◆ What is required ◆
Wherever the string "submenu" appears, copy the whole line.

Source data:
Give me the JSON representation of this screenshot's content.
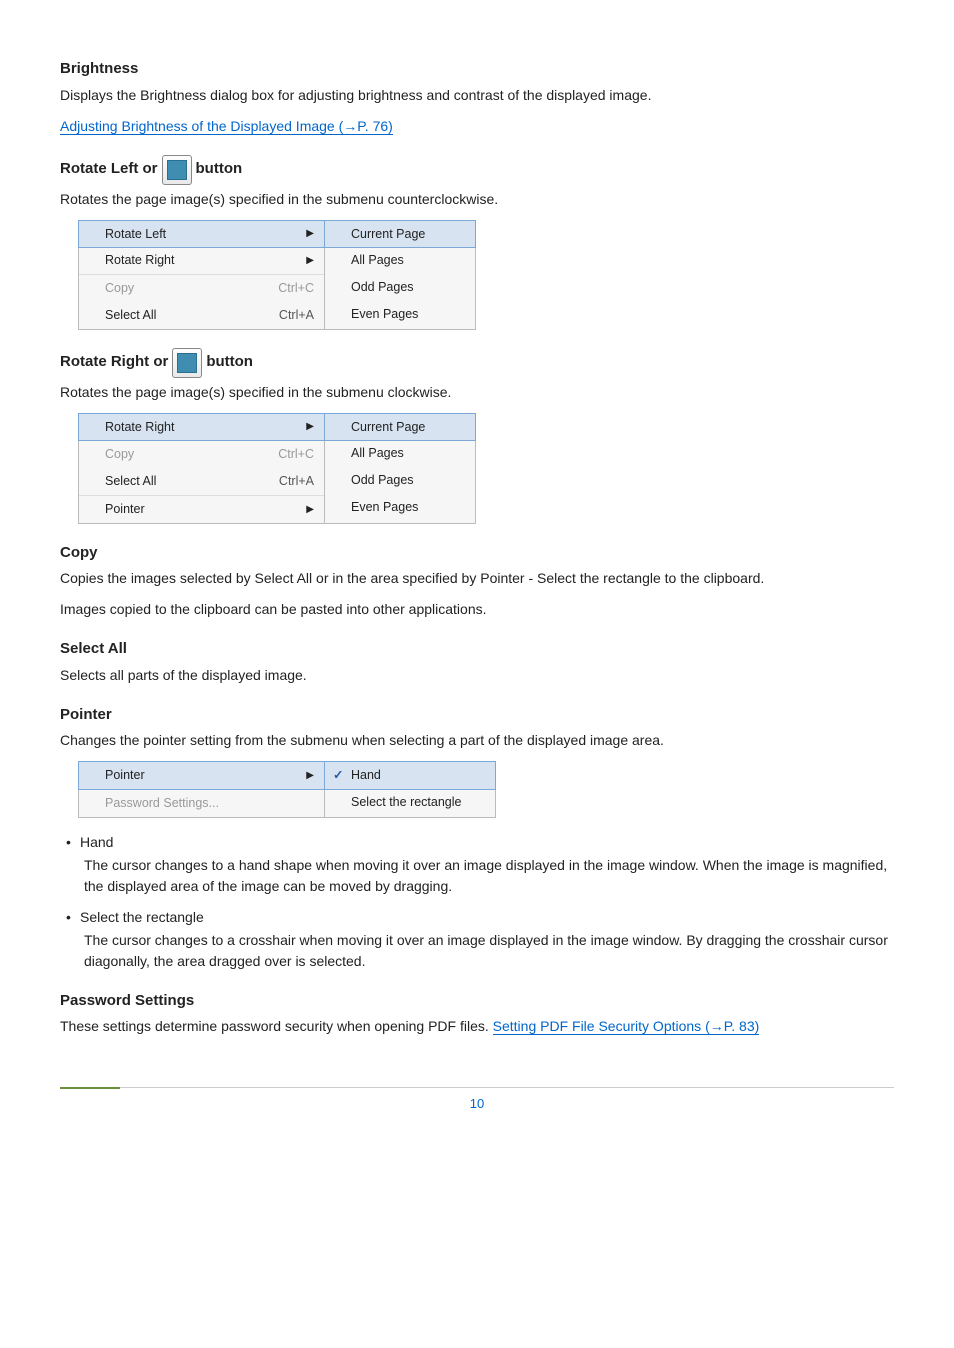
{
  "brightness": {
    "heading": "Brightness",
    "desc": "Displays the Brightness dialog box for adjusting brightness and contrast of the displayed image.",
    "link": "Adjusting Brightness of the Displayed Image (→P. 76)"
  },
  "rotateLeft": {
    "heading_pre": "Rotate Left or ",
    "heading_post": " button",
    "desc": "Rotates the page image(s) specified in the submenu counterclockwise.",
    "menuLeft": [
      {
        "label": "Rotate Left",
        "arrow": true,
        "highlight": true
      },
      {
        "label": "Rotate Right",
        "arrow": true
      },
      {
        "label": "Copy",
        "shortcut": "Ctrl+C",
        "disabled": true,
        "sepBefore": true
      },
      {
        "label": "Select All",
        "shortcut": "Ctrl+A"
      }
    ],
    "menuRight": [
      {
        "label": "Current Page",
        "highlight": true
      },
      {
        "label": "All Pages"
      },
      {
        "label": "Odd Pages"
      },
      {
        "label": "Even Pages"
      }
    ]
  },
  "rotateRight": {
    "heading_pre": "Rotate Right or ",
    "heading_post": " button",
    "desc": "Rotates the page image(s) specified in the submenu clockwise.",
    "menuLeft": [
      {
        "label": "Rotate Right",
        "arrow": true,
        "highlight": true
      },
      {
        "label": "Copy",
        "shortcut": "Ctrl+C",
        "disabled": true,
        "sepBefore": true
      },
      {
        "label": "Select All",
        "shortcut": "Ctrl+A"
      },
      {
        "label": "Pointer",
        "arrow": true,
        "sepBefore": true
      }
    ],
    "menuRight": [
      {
        "label": "Current Page",
        "highlight": true
      },
      {
        "label": "All Pages"
      },
      {
        "label": "Odd Pages"
      },
      {
        "label": "Even Pages"
      }
    ]
  },
  "copy": {
    "heading": "Copy",
    "desc1": "Copies the images selected by Select All or in the area specified by Pointer - Select the rectangle to the clipboard.",
    "desc2": "Images copied to the clipboard can be pasted into other applications."
  },
  "selectAll": {
    "heading": "Select All",
    "desc": "Selects all parts of the displayed image."
  },
  "pointer": {
    "heading": "Pointer",
    "desc": "Changes the pointer setting from the submenu when selecting a part of the displayed image area.",
    "menuLeft": [
      {
        "label": "Pointer",
        "arrow": true,
        "highlight": true
      },
      {
        "label": "Password Settings...",
        "disabled": true,
        "sepBefore": true
      }
    ],
    "menuRight": [
      {
        "label": "Hand",
        "highlight": true,
        "check": true
      },
      {
        "label": "Select the rectangle"
      }
    ],
    "bullets": [
      {
        "title": "Hand",
        "body": "The cursor changes to a hand shape when moving it over an image displayed in the image window. When the image is magnified, the displayed area of the image can be moved by dragging."
      },
      {
        "title": "Select the rectangle",
        "body": "The cursor changes to a crosshair when moving it over an image displayed in the image window. By dragging the crosshair cursor diagonally, the area dragged over is selected."
      }
    ]
  },
  "password": {
    "heading": "Password Settings",
    "desc_pre": "These settings determine password security when opening PDF files. ",
    "link": "Setting PDF File Security Options (→P. 83)"
  },
  "pageNumber": "10"
}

◆ Reply ◆
    "desc": "Rotates the page image(s) specified in the submenu counterclockwise.",
    "desc": "Rotates the page image(s) specified in the submenu clockwise.",
    "desc": "Changes the pointer setting from the submenu when selecting a part of the displayed image area.",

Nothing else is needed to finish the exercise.